- TEXTE FOURNI:
----------------------------------------

Si l’été, plus que d’habitude, a été marqué par de nombreuse héroïnes, une tendance plus profonde s’est montrée à travers les grands films de cette saison. Nous revenons sur ceux-ci pour montrer comment les personnages féminins s’attachent à déconstruire une certaine idée de la femme, tandis que les métiers du cinéma restent très liés au genre — peu de réalisatrices, les femmes continuant souvent à être reléguées au statut d’acteur, et donc de l’image en tant qu’expression du paraître — quand ce n’est pas une femme elle-même qui revendique l’attribut phallique (il parait qu’être féministe, c’est « avoir du clito »).



Car là où, habituellement, la femme, vue par des hommes, se contente d’être une image, un concept privé de toute réalité, en un mot un pur fantasme, les productions (notamment cannoises) de cette année nous donnent à voir des femmes et non plus la Femme. Si la démarche n’est pas neuve et l’énoncé sembler éculé, c’est la profusion de films allant en ce sens qui surprenait cet été : ainsi, les femmes ne se cantonnent plus à des fonctions sexuelles (objets de désir, sujets castrateurs, séductrices vicieuses, ou son opposé : midinette écervelée sous l’emprise d’un « pervers narcissique »…), à l'exception de Jesse dans The Neon Demon (même si Elle Fanning est évidemment bien plus que cela dans le film) mais retrouvent leur unité dans la multiplicité : les femmes sont tout à la fois mères, filles, amantes, amies, … ou plutôt rien de cela en particulier : elles ont maintenant une intégrité.




Unité


C’est bien sûr le cas dans Julieta : car même si le cœur du film est à chercher dans la relation entre le personnage-titre et sa fille, enfuie depuis de longues années pour « échapper » à sa mère, Julieta n’est pas que cela. Almodóvar fait justement éclater l’image de la mère : c’est bien Julieta, en tant qu’individu, que l’on suit à travers tout le film. D’ailleurs, c’est elle même qui se raconte : on se met de son côté, empêchés ainsi de distanciation, le regard ne se pose pas sur elle, mais plutôt est guidé par elle — l’objectivation est évitée. Par ailleurs le geste d’écrire une lettre à sa fille procède aussi de la démarche : cette missive est l’occasion de raconter tout le reste, de détruire l’image que la fille avait de la mère, Julieta se rendant plus globalement aux yeux d’Antía : elle cesse d’être sa mère, se retrouve au même âge qu’elle, une amie potentielle mais une décennie trop tard.

----------------------------------------

- DONNÉES EXTRAITES:
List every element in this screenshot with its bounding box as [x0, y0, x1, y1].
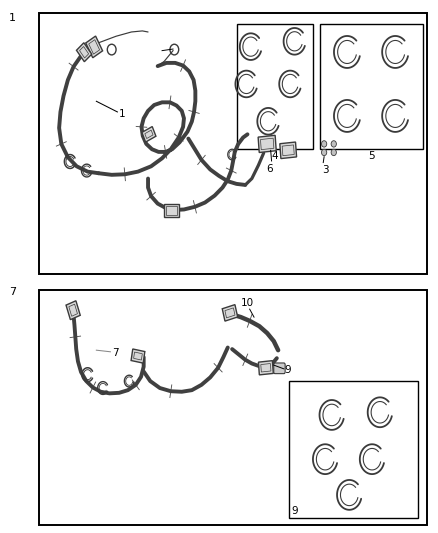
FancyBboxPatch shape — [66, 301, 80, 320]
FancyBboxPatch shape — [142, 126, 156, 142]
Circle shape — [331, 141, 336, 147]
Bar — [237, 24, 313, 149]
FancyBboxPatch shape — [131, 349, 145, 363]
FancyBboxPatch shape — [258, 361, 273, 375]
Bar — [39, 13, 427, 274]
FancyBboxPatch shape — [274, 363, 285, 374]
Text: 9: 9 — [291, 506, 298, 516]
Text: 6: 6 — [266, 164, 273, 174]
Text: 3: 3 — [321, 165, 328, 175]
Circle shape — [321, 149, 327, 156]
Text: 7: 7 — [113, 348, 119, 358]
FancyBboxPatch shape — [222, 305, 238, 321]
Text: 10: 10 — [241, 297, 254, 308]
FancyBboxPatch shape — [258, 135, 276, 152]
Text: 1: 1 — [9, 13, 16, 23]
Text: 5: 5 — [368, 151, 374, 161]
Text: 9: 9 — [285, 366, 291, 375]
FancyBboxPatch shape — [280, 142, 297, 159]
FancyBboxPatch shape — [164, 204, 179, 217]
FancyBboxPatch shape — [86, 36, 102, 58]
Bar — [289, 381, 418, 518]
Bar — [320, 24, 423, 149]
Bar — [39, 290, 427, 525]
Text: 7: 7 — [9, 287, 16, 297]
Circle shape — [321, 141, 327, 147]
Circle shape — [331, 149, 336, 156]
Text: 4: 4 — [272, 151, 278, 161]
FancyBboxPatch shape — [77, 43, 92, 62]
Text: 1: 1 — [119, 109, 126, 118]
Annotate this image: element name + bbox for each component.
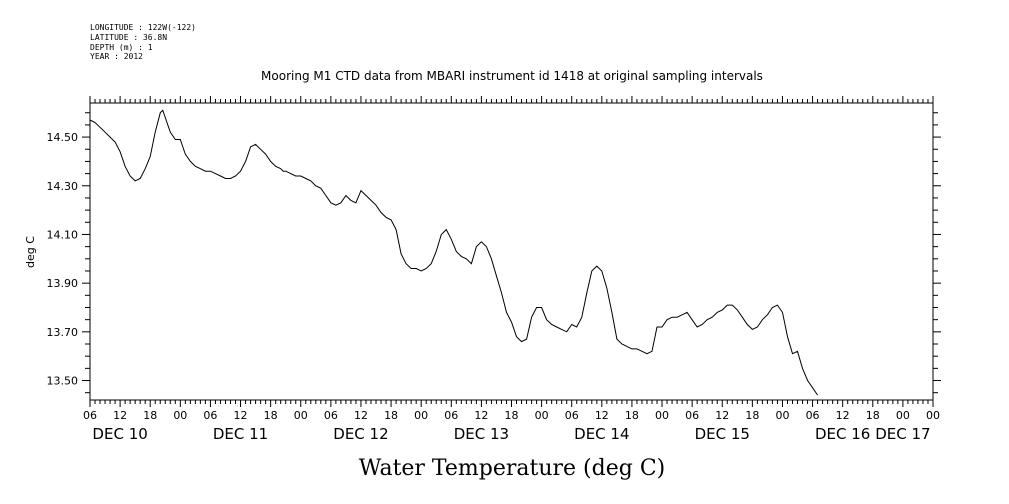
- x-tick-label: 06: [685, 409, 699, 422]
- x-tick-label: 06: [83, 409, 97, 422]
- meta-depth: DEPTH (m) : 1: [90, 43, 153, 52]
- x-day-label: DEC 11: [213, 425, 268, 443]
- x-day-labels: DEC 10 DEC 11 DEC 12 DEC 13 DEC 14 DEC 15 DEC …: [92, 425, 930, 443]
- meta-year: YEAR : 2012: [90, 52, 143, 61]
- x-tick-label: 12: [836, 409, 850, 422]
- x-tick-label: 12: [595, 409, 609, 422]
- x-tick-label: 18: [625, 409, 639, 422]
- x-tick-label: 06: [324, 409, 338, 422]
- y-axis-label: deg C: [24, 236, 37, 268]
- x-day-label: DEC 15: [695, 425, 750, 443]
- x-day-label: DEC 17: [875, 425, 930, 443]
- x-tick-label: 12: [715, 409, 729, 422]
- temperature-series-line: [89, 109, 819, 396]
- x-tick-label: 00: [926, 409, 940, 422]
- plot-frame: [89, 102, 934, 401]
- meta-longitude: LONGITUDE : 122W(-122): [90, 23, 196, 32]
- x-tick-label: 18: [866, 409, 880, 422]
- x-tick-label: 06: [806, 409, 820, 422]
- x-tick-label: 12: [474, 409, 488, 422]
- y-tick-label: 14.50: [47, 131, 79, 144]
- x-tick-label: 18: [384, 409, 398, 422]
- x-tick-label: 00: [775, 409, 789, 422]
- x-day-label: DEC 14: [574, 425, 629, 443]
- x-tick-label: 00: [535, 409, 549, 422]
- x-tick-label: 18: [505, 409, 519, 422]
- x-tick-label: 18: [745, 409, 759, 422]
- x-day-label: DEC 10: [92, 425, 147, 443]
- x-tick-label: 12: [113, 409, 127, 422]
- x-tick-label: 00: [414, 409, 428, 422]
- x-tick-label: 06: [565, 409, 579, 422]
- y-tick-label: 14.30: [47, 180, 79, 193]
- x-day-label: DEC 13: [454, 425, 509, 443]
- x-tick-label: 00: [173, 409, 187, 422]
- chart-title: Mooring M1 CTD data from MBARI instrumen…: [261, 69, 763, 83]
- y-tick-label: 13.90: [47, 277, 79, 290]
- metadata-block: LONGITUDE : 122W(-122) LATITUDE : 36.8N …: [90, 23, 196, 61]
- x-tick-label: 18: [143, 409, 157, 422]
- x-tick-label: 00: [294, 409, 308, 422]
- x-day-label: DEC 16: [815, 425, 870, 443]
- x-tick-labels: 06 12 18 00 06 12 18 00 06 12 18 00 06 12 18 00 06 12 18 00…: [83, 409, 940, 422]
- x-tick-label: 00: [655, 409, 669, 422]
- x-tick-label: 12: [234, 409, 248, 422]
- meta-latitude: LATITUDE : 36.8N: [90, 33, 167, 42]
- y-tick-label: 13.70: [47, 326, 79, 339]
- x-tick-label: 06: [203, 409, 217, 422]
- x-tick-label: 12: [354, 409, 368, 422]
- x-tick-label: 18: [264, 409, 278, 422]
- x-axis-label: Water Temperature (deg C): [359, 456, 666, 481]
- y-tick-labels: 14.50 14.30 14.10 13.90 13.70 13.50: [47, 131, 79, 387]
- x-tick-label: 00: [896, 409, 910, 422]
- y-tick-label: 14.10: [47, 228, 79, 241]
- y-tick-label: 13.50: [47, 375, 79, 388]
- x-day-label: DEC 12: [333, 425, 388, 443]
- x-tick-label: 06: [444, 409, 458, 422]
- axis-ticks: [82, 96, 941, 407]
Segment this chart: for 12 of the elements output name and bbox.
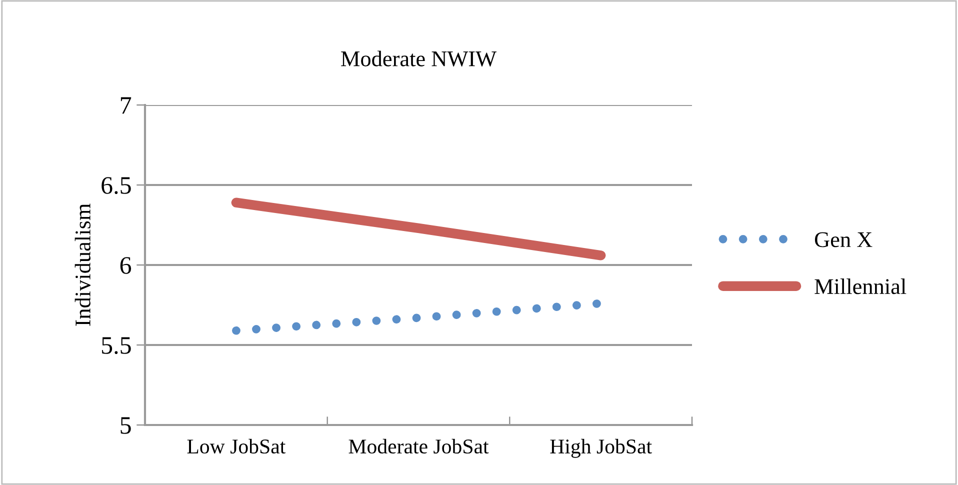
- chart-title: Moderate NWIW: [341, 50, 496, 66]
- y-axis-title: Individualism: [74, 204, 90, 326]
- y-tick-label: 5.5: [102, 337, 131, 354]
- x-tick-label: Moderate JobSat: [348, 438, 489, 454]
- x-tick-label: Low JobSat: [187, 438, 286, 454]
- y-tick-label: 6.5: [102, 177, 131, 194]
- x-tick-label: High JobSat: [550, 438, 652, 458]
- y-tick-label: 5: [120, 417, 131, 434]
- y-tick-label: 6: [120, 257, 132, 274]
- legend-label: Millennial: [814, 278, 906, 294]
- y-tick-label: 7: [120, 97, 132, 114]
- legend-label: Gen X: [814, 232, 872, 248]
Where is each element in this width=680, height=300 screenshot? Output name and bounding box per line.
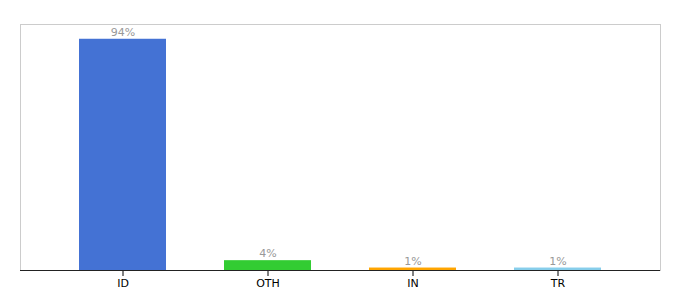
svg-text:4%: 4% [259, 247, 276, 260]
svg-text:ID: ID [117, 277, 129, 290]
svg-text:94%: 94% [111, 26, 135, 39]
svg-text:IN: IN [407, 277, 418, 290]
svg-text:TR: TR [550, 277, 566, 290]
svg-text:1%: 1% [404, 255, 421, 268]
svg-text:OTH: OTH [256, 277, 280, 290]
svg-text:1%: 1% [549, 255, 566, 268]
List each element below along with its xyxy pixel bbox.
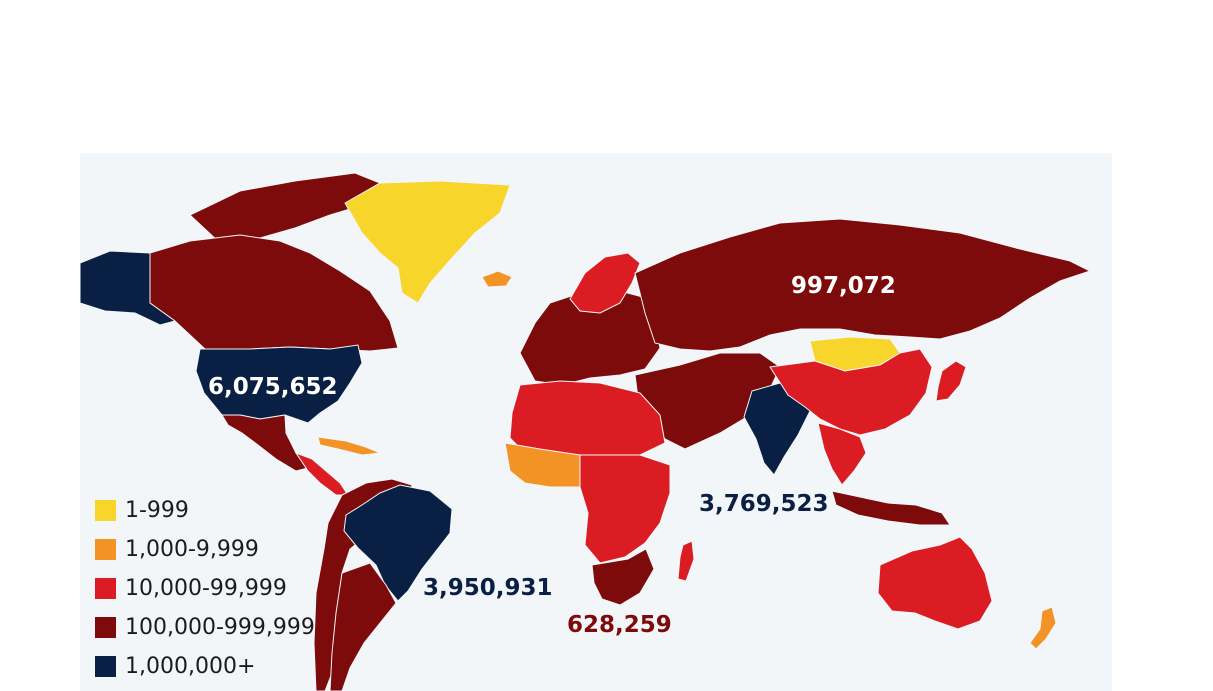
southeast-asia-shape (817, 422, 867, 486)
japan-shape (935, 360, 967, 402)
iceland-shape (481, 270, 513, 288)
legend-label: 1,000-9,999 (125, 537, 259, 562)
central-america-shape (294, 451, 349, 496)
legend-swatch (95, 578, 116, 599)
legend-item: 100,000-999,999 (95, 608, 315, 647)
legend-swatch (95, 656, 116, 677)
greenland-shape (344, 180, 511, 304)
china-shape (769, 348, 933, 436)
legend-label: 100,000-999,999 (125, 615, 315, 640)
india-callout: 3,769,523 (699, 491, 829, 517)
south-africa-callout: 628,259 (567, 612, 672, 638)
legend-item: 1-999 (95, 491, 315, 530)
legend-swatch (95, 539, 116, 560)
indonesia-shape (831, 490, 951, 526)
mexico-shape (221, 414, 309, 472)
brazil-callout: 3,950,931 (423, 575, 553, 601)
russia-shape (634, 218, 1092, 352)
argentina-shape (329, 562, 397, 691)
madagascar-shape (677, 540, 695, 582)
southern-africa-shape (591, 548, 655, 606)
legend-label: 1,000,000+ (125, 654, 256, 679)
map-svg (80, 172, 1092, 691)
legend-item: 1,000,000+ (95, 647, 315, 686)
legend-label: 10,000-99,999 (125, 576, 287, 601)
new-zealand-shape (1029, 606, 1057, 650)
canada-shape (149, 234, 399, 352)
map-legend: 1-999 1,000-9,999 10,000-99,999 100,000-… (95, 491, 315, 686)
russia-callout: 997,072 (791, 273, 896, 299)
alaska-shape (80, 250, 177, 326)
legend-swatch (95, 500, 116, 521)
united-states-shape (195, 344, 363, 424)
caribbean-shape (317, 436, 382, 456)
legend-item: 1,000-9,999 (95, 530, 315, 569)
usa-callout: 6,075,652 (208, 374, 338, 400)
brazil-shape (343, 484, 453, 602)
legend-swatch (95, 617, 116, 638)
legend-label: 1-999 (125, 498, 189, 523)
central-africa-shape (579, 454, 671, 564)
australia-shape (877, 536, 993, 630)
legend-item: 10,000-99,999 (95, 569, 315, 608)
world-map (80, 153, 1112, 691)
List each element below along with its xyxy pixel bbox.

----------------------------------------

- CONSIGNE: Poursuivez le texte sur les héroïnes des films de l'été à partir de la dernière phrase affichée.

- RÉPONSE ATTENDUE:
Mais un autre pôle sous-tend le film : celui de la tragédie, qui peut sembler en parfaite opposition avec le fait de rendre une femme moins idéalisée, moins fantasmée et plus subjectivée. Il est vrai que la tragédie passe toujours par une simplification, un schématisme qui ne permet pas de respecter l’intégrité de la femme. Néanmoins elle a, ici, une fonction qui va dans ce sens : elle permet en effet d’éviter le drame — nid des misérabilismes, et autres hystérisations dont les femmes de cinéma sont accablées dès que l’on parle naturalisme —, tout en acceptant la fiction qui n’a pas pour objet la réalité mais l’esquisse de celle-ci.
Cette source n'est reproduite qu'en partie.